The request ->
Copy out each line featuring the string "source" from the entries beneath.

══ Provided records

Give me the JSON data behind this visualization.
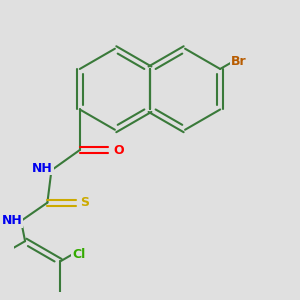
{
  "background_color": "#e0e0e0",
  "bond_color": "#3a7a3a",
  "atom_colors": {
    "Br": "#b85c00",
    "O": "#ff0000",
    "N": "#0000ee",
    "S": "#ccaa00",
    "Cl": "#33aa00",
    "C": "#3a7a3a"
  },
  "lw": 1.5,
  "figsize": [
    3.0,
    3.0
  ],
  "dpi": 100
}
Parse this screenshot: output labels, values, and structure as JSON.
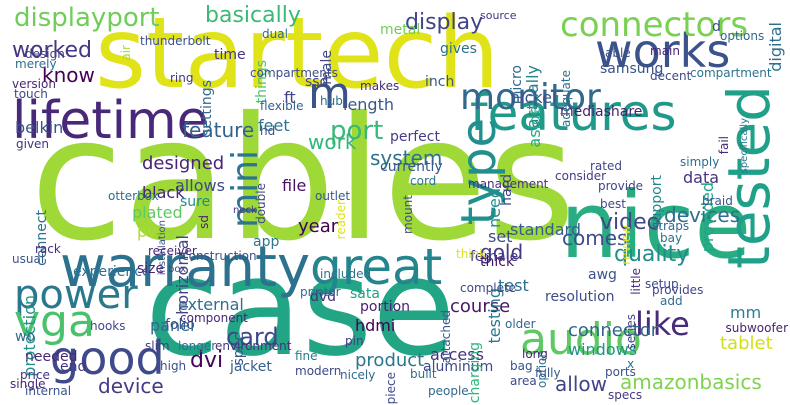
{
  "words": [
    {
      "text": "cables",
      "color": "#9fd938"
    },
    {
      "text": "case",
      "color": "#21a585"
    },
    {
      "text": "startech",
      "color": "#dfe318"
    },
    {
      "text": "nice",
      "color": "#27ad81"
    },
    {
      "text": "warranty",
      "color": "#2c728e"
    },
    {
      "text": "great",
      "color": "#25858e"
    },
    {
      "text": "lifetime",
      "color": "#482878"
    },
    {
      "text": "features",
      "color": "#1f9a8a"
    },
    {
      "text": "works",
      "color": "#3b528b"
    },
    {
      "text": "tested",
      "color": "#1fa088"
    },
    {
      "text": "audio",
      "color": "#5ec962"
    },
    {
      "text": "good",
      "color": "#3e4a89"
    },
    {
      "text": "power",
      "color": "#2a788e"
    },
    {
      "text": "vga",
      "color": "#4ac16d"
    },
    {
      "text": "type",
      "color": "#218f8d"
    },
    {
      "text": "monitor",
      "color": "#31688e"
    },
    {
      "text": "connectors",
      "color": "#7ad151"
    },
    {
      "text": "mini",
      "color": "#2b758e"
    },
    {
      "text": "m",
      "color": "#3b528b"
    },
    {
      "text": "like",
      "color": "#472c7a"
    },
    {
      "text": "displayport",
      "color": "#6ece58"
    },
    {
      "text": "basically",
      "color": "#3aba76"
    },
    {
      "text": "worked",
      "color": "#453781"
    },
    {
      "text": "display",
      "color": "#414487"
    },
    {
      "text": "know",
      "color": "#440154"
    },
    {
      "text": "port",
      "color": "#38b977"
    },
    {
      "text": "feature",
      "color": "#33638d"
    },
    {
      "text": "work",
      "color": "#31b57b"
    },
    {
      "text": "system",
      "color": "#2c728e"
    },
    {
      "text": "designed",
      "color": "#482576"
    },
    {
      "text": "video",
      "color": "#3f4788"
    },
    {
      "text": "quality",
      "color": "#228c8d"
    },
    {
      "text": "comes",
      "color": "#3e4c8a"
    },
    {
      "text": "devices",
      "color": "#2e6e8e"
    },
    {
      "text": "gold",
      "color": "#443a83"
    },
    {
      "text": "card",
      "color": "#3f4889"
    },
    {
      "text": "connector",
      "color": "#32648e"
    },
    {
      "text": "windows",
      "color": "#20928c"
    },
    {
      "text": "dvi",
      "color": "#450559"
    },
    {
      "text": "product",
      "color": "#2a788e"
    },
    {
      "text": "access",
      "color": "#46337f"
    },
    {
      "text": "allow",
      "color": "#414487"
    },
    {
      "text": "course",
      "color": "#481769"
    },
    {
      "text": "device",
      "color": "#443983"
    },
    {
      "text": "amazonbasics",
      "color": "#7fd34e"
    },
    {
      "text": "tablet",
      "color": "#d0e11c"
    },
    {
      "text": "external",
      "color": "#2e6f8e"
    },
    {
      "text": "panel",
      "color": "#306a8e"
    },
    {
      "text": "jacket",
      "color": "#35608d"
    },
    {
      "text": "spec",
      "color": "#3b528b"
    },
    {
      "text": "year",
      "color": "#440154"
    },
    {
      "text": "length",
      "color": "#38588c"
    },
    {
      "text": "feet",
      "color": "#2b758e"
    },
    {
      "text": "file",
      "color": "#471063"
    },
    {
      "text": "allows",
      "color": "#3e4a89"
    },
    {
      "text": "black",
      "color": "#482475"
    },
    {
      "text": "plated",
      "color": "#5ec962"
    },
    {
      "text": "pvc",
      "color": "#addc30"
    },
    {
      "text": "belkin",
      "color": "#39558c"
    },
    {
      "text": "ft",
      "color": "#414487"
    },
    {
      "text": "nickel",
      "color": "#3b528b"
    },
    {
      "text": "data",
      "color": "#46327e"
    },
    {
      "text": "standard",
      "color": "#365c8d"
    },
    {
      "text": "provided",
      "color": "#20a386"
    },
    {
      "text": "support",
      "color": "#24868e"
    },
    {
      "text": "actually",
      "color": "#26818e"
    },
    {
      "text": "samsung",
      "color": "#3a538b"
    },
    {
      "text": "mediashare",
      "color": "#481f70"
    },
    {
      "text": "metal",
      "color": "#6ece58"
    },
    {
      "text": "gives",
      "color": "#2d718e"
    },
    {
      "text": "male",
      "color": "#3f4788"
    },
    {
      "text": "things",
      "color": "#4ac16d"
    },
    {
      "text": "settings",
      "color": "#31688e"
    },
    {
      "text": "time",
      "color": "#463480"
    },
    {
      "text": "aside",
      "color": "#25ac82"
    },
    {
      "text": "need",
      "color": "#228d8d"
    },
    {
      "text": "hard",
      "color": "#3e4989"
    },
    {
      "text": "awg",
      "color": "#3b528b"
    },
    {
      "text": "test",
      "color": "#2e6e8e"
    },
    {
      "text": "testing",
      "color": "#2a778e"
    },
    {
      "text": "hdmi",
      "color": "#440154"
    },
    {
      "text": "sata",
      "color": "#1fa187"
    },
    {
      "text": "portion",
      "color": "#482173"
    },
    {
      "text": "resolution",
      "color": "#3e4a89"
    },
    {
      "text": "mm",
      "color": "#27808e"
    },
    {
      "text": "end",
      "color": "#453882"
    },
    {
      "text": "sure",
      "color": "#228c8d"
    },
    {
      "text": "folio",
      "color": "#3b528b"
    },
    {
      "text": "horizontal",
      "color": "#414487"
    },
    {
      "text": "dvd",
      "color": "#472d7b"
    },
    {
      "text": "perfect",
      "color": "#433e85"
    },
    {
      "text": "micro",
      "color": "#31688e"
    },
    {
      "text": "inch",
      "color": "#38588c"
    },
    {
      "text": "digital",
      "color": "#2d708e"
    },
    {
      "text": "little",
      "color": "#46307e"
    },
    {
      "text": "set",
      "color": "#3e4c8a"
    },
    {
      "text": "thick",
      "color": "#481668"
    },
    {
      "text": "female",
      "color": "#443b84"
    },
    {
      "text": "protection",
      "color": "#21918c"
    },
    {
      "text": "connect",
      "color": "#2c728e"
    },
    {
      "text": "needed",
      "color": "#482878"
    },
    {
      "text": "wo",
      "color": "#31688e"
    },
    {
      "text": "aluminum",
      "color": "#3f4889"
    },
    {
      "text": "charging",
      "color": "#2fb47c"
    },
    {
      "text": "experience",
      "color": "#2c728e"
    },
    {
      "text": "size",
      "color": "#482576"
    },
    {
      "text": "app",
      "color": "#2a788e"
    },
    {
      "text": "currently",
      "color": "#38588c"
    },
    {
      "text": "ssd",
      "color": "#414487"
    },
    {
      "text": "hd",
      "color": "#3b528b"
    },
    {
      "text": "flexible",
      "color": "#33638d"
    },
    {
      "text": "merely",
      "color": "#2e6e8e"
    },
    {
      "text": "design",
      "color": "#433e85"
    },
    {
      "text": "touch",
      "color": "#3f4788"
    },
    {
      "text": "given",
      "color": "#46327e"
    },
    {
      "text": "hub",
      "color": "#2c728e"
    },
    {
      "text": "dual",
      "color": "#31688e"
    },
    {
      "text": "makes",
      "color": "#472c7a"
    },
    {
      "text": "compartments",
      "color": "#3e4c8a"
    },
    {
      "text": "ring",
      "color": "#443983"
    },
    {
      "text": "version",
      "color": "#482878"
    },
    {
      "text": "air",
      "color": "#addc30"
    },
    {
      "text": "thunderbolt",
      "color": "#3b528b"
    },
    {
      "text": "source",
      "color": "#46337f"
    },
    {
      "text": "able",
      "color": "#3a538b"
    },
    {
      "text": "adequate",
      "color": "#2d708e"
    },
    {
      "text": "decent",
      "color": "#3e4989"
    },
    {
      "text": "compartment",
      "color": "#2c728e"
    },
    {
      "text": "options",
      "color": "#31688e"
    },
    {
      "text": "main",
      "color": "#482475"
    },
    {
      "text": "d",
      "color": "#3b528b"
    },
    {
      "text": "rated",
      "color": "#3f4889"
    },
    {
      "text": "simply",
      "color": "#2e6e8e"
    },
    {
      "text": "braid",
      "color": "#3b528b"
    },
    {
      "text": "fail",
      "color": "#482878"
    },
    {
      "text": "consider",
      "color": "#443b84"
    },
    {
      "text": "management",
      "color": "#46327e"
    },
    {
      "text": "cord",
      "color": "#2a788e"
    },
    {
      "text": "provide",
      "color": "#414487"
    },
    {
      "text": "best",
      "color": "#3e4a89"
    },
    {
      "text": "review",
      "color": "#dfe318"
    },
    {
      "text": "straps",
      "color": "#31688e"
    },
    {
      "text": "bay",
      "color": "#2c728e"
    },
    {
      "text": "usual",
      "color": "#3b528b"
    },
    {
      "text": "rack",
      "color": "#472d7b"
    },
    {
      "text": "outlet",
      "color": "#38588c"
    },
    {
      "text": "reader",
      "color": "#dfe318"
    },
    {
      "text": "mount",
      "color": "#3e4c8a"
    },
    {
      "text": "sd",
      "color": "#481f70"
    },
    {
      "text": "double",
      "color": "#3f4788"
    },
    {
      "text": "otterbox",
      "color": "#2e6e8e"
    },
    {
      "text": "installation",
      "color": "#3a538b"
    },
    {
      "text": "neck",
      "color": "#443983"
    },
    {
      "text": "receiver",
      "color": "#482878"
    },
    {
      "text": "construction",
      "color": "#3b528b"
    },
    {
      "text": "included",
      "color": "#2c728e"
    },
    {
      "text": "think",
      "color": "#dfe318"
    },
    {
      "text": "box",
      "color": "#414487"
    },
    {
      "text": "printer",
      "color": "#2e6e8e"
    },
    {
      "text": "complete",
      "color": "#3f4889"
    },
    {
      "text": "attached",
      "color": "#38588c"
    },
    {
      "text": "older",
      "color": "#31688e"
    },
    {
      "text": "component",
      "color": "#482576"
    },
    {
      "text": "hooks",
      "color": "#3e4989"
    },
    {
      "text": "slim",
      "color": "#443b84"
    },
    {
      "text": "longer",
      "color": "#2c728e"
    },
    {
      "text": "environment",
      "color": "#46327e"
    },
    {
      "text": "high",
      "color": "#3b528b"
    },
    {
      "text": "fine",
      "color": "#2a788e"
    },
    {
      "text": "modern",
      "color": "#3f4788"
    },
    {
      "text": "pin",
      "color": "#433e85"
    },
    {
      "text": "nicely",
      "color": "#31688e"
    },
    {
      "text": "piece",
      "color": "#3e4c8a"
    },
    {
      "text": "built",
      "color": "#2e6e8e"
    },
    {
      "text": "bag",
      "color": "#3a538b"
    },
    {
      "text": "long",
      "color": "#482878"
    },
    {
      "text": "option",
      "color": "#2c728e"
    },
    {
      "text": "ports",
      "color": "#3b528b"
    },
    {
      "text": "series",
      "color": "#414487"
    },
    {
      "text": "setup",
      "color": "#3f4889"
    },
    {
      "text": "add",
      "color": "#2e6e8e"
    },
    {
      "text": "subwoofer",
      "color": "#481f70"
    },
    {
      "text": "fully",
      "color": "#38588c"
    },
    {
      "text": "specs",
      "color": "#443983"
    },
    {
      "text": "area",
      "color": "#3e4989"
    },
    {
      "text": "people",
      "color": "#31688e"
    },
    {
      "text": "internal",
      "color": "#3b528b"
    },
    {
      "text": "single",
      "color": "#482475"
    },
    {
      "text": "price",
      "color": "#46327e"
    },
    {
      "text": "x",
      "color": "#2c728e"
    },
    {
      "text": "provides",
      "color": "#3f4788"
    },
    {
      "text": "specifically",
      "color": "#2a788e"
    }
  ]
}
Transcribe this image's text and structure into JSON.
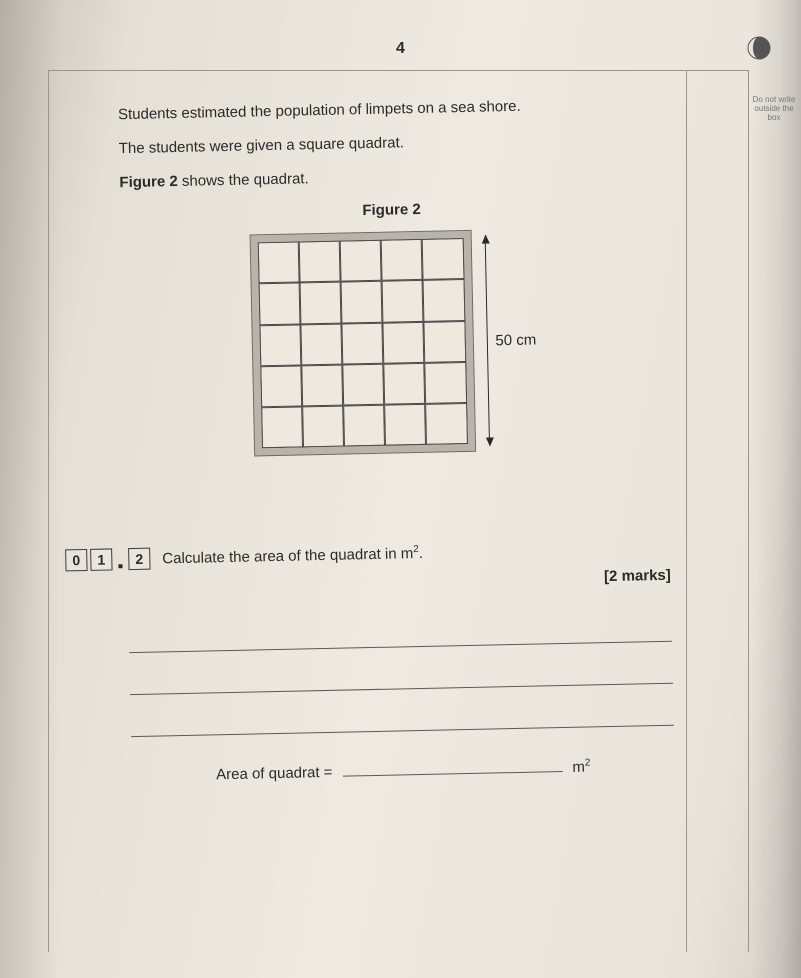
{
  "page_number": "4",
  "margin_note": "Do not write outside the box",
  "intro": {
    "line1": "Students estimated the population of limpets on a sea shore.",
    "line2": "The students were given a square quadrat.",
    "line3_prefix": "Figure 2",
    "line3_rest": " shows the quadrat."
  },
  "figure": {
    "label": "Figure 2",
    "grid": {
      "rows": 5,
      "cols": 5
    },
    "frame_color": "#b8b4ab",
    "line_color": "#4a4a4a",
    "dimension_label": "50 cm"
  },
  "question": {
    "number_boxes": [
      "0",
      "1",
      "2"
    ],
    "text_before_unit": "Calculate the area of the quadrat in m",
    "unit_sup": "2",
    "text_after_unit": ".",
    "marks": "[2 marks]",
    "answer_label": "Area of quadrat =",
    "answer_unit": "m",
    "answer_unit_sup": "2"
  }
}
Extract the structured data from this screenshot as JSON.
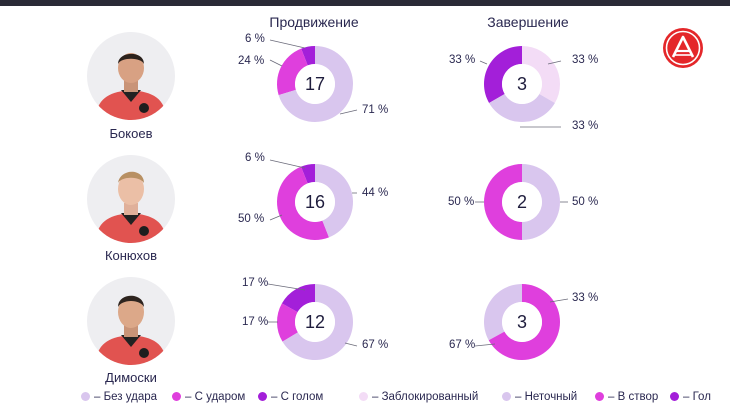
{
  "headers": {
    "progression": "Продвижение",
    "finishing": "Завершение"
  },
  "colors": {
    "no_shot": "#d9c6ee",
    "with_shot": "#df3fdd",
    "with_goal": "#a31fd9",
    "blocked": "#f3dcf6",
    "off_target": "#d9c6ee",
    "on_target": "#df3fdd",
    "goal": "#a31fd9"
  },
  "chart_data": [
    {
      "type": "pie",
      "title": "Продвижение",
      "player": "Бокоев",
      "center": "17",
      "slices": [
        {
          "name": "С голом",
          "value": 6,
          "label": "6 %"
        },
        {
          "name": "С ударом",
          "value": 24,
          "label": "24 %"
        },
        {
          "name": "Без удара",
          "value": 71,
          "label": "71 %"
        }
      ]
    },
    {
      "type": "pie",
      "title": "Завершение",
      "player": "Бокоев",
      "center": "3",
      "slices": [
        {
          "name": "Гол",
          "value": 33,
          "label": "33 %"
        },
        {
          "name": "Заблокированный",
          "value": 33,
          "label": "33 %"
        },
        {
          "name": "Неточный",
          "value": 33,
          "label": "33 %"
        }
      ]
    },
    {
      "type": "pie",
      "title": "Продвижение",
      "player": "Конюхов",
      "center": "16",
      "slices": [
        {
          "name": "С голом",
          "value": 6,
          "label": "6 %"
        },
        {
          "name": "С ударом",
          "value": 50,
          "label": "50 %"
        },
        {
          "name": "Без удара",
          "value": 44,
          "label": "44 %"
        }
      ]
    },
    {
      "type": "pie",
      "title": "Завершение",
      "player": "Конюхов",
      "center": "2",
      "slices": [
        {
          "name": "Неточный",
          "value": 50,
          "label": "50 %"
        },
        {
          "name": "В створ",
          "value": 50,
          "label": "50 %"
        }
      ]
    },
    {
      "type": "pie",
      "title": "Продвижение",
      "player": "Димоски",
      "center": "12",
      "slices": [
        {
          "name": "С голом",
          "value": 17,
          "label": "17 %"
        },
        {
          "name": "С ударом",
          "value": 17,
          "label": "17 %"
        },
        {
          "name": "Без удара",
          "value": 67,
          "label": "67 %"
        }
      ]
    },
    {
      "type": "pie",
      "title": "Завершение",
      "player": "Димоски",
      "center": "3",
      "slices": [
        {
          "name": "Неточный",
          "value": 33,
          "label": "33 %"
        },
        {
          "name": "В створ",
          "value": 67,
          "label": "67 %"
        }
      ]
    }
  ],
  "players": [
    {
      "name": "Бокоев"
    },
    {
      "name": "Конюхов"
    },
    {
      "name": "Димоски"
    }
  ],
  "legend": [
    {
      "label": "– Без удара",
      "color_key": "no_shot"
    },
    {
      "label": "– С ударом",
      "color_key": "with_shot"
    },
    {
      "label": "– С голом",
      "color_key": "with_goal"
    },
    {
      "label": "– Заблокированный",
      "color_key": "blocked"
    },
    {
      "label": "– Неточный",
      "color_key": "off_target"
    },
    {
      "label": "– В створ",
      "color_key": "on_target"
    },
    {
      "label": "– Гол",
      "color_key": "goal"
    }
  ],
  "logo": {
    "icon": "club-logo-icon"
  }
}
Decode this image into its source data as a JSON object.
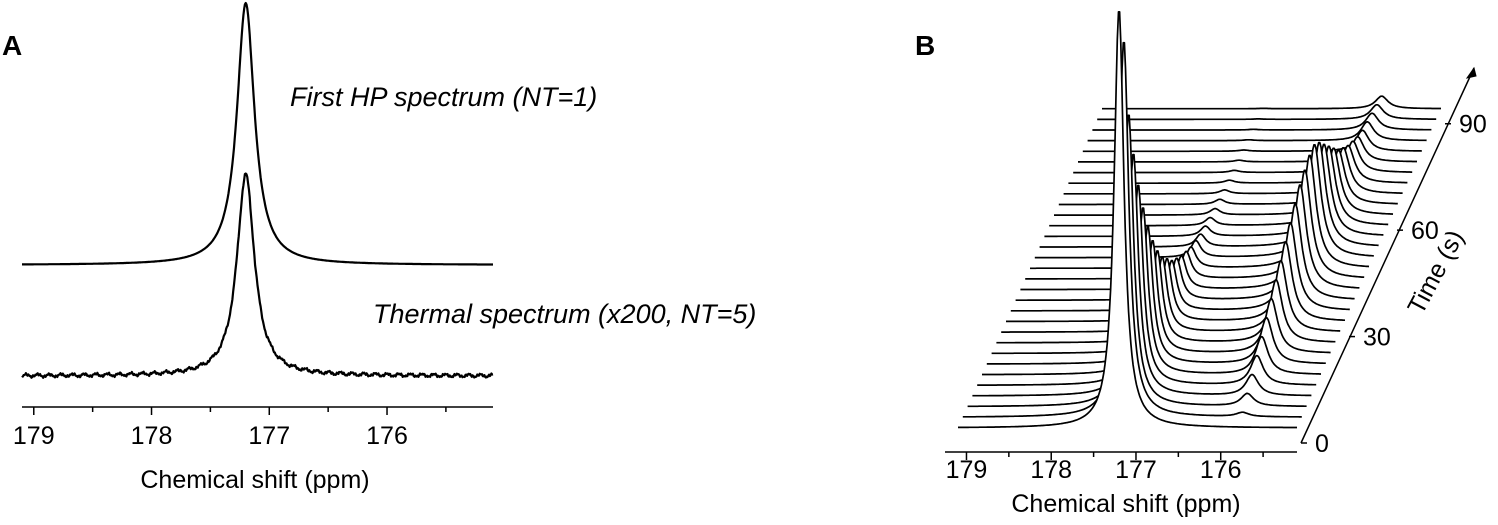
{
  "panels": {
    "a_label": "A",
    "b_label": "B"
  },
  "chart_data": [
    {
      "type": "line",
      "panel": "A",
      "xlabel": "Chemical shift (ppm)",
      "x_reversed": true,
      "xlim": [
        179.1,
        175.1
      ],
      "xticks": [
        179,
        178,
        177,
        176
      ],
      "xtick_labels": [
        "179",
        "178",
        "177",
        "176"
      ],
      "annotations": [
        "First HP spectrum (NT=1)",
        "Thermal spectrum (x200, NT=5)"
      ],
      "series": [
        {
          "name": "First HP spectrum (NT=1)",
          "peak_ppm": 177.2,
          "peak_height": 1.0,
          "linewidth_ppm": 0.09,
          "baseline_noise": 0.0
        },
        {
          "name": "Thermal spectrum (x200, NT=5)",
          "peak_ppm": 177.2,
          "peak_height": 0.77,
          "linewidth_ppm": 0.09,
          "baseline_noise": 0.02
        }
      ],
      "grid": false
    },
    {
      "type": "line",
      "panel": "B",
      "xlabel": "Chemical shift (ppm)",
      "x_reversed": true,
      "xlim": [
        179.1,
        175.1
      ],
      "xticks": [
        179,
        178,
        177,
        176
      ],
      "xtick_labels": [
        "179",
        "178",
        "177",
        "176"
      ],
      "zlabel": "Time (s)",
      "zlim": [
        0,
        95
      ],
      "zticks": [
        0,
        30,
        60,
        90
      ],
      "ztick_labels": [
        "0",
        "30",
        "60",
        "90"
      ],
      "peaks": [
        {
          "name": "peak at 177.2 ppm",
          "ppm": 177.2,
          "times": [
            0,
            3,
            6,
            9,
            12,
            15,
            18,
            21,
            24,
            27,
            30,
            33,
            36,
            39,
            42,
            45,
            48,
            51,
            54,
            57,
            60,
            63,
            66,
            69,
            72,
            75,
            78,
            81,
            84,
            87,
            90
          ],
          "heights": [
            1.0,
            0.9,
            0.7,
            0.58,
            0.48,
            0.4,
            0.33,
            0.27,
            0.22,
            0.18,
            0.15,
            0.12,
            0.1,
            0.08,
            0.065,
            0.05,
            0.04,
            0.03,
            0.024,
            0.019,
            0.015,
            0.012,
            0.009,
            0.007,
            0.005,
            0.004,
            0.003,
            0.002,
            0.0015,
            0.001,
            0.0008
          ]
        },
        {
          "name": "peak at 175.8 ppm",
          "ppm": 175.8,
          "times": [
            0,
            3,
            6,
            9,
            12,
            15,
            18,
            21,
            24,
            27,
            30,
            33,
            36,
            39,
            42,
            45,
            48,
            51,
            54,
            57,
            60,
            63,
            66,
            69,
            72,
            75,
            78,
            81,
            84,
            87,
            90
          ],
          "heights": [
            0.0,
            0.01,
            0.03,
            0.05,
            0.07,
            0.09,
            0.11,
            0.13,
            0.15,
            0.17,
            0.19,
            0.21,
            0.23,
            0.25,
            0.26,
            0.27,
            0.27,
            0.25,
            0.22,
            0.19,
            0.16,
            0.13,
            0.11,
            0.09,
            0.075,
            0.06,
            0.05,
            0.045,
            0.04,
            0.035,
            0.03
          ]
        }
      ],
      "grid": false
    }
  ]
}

════

Written answer ->
      "text": "source",
Decode this image into its source data as a JSON object.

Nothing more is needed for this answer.